[start SUPPLIED ENTRIES]

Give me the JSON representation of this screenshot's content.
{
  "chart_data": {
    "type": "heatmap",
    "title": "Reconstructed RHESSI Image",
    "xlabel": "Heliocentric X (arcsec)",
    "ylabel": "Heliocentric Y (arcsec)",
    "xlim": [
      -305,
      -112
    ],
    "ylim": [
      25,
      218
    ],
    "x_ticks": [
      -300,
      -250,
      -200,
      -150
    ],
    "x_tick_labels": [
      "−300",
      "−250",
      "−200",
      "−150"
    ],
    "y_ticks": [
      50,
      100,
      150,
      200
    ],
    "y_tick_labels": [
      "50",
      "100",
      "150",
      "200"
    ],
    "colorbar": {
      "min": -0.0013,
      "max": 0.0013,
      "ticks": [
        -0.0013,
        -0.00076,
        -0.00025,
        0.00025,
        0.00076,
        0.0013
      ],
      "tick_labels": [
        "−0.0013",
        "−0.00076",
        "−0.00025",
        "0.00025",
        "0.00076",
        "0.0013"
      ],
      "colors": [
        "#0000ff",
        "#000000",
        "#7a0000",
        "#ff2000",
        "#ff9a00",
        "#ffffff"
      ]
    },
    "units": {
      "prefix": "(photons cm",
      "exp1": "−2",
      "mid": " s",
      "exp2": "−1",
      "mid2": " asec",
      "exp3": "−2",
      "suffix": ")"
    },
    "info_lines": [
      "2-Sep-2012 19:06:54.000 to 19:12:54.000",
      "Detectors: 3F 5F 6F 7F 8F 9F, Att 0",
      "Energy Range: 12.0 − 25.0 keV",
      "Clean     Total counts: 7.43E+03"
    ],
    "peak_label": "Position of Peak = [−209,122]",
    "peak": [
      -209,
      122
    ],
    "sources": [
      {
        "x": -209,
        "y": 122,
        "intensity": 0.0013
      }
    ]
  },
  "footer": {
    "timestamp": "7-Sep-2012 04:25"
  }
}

[end SUPPLIED ENTRIES]

● PROBLEM
Give only the number of lines in the material above that hold the word "arcsec".

● RESULT OF THIS EXERCISE
2